* Records about charts and figures
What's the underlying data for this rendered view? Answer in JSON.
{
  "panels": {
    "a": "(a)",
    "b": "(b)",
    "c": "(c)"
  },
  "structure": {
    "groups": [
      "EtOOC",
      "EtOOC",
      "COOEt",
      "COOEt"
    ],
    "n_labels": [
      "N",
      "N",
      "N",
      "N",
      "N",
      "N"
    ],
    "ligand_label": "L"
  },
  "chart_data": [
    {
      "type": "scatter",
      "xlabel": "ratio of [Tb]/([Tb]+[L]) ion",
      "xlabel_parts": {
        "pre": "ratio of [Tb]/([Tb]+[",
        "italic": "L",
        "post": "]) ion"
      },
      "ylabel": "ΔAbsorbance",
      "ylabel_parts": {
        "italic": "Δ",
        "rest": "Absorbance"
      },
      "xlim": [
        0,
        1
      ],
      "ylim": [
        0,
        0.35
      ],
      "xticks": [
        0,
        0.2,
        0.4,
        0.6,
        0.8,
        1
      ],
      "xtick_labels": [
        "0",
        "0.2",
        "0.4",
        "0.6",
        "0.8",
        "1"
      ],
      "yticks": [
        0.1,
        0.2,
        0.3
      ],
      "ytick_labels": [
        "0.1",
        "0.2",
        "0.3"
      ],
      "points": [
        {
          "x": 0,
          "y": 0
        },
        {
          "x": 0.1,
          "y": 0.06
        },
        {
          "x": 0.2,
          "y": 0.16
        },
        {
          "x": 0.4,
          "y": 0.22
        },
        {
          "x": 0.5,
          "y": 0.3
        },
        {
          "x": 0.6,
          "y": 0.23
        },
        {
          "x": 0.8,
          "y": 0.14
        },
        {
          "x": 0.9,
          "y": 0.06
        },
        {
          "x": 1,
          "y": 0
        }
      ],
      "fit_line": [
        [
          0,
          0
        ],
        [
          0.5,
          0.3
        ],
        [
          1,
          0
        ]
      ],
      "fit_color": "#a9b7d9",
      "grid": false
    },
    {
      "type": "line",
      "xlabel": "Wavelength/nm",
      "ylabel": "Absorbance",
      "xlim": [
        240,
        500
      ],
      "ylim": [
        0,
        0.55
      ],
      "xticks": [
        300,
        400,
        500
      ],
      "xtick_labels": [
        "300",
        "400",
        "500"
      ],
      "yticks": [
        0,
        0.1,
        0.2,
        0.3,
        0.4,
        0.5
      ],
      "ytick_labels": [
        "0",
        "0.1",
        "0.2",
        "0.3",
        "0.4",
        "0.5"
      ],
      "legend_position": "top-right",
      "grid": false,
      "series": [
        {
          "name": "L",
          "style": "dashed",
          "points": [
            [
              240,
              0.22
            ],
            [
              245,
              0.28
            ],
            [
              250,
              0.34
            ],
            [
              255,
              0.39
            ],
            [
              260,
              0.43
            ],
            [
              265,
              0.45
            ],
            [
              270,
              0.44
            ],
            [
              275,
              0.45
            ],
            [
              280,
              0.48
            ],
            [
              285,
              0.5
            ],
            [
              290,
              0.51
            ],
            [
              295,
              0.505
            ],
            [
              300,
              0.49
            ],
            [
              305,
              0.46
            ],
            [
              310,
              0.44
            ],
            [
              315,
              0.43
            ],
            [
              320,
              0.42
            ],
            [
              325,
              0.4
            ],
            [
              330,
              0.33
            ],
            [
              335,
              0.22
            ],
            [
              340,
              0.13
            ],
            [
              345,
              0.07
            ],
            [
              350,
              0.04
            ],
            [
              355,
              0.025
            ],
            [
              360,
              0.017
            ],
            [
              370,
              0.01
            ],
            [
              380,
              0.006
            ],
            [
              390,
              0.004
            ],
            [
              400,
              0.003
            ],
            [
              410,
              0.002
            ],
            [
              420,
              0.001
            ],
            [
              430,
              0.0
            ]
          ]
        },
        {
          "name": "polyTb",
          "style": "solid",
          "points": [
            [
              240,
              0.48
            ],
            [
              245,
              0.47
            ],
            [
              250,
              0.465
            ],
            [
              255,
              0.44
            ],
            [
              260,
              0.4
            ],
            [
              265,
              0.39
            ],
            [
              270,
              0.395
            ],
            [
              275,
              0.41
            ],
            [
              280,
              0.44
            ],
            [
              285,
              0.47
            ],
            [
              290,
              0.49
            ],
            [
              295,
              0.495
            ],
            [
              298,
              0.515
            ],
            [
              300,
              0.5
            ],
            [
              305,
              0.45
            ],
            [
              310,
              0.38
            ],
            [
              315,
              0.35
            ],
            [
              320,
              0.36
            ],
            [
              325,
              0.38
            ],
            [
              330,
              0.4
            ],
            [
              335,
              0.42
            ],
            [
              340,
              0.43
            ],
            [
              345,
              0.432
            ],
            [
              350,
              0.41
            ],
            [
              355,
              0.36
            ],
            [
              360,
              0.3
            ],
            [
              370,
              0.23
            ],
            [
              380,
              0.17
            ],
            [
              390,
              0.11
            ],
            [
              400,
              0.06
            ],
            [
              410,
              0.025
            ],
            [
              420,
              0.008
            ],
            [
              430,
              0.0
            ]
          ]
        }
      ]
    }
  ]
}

* What you are asked to do
Output the listing above word for word.

* Task result
What's the underlying data for this rendered view? Answer in JSON.
{
  "panels": {
    "a": "(a)",
    "b": "(b)",
    "c": "(c)"
  },
  "structure": {
    "groups": [
      "EtOOC",
      "EtOOC",
      "COOEt",
      "COOEt"
    ],
    "n_labels": [
      "N",
      "N",
      "N",
      "N",
      "N",
      "N"
    ],
    "ligand_label": "L"
  },
  "chart_data": [
    {
      "type": "scatter",
      "xlabel": "ratio of [Tb]/([Tb]+[L]) ion",
      "xlabel_parts": {
        "pre": "ratio of [Tb]/([Tb]+[",
        "italic": "L",
        "post": "]) ion"
      },
      "ylabel": "ΔAbsorbance",
      "ylabel_parts": {
        "italic": "Δ",
        "rest": "Absorbance"
      },
      "xlim": [
        0,
        1
      ],
      "ylim": [
        0,
        0.35
      ],
      "xticks": [
        0,
        0.2,
        0.4,
        0.6,
        0.8,
        1
      ],
      "xtick_labels": [
        "0",
        "0.2",
        "0.4",
        "0.6",
        "0.8",
        "1"
      ],
      "yticks": [
        0.1,
        0.2,
        0.3
      ],
      "ytick_labels": [
        "0.1",
        "0.2",
        "0.3"
      ],
      "points": [
        {
          "x": 0,
          "y": 0
        },
        {
          "x": 0.1,
          "y": 0.06
        },
        {
          "x": 0.2,
          "y": 0.16
        },
        {
          "x": 0.4,
          "y": 0.22
        },
        {
          "x": 0.5,
          "y": 0.3
        },
        {
          "x": 0.6,
          "y": 0.23
        },
        {
          "x": 0.8,
          "y": 0.14
        },
        {
          "x": 0.9,
          "y": 0.06
        },
        {
          "x": 1,
          "y": 0
        }
      ],
      "fit_line": [
        [
          0,
          0
        ],
        [
          0.5,
          0.3
        ],
        [
          1,
          0
        ]
      ],
      "fit_color": "#a9b7d9",
      "grid": false
    },
    {
      "type": "line",
      "xlabel": "Wavelength/nm",
      "ylabel": "Absorbance",
      "xlim": [
        240,
        500
      ],
      "ylim": [
        0,
        0.55
      ],
      "xticks": [
        300,
        400,
        500
      ],
      "xtick_labels": [
        "300",
        "400",
        "500"
      ],
      "yticks": [
        0,
        0.1,
        0.2,
        0.3,
        0.4,
        0.5
      ],
      "ytick_labels": [
        "0",
        "0.1",
        "0.2",
        "0.3",
        "0.4",
        "0.5"
      ],
      "legend_position": "top-right",
      "grid": false,
      "series": [
        {
          "name": "L",
          "style": "dashed",
          "points": [
            [
              240,
              0.22
            ],
            [
              245,
              0.28
            ],
            [
              250,
              0.34
            ],
            [
              255,
              0.39
            ],
            [
              260,
              0.43
            ],
            [
              265,
              0.45
            ],
            [
              270,
              0.44
            ],
            [
              275,
              0.45
            ],
            [
              280,
              0.48
            ],
            [
              285,
              0.5
            ],
            [
              290,
              0.51
            ],
            [
              295,
              0.505
            ],
            [
              300,
              0.49
            ],
            [
              305,
              0.46
            ],
            [
              310,
              0.44
            ],
            [
              315,
              0.43
            ],
            [
              320,
              0.42
            ],
            [
              325,
              0.4
            ],
            [
              330,
              0.33
            ],
            [
              335,
              0.22
            ],
            [
              340,
              0.13
            ],
            [
              345,
              0.07
            ],
            [
              350,
              0.04
            ],
            [
              355,
              0.025
            ],
            [
              360,
              0.017
            ],
            [
              370,
              0.01
            ],
            [
              380,
              0.006
            ],
            [
              390,
              0.004
            ],
            [
              400,
              0.003
            ],
            [
              410,
              0.002
            ],
            [
              420,
              0.001
            ],
            [
              430,
              0.0
            ]
          ]
        },
        {
          "name": "polyTb",
          "style": "solid",
          "points": [
            [
              240,
              0.48
            ],
            [
              245,
              0.47
            ],
            [
              250,
              0.465
            ],
            [
              255,
              0.44
            ],
            [
              260,
              0.4
            ],
            [
              265,
              0.39
            ],
            [
              270,
              0.395
            ],
            [
              275,
              0.41
            ],
            [
              280,
              0.44
            ],
            [
              285,
              0.47
            ],
            [
              290,
              0.49
            ],
            [
              295,
              0.495
            ],
            [
              298,
              0.515
            ],
            [
              300,
              0.5
            ],
            [
              305,
              0.45
            ],
            [
              310,
              0.38
            ],
            [
              315,
              0.35
            ],
            [
              320,
              0.36
            ],
            [
              325,
              0.38
            ],
            [
              330,
              0.4
            ],
            [
              335,
              0.42
            ],
            [
              340,
              0.43
            ],
            [
              345,
              0.432
            ],
            [
              350,
              0.41
            ],
            [
              355,
              0.36
            ],
            [
              360,
              0.3
            ],
            [
              370,
              0.23
            ],
            [
              380,
              0.17
            ],
            [
              390,
              0.11
            ],
            [
              400,
              0.06
            ],
            [
              410,
              0.025
            ],
            [
              420,
              0.008
            ],
            [
              430,
              0.0
            ]
          ]
        }
      ]
    }
  ]
}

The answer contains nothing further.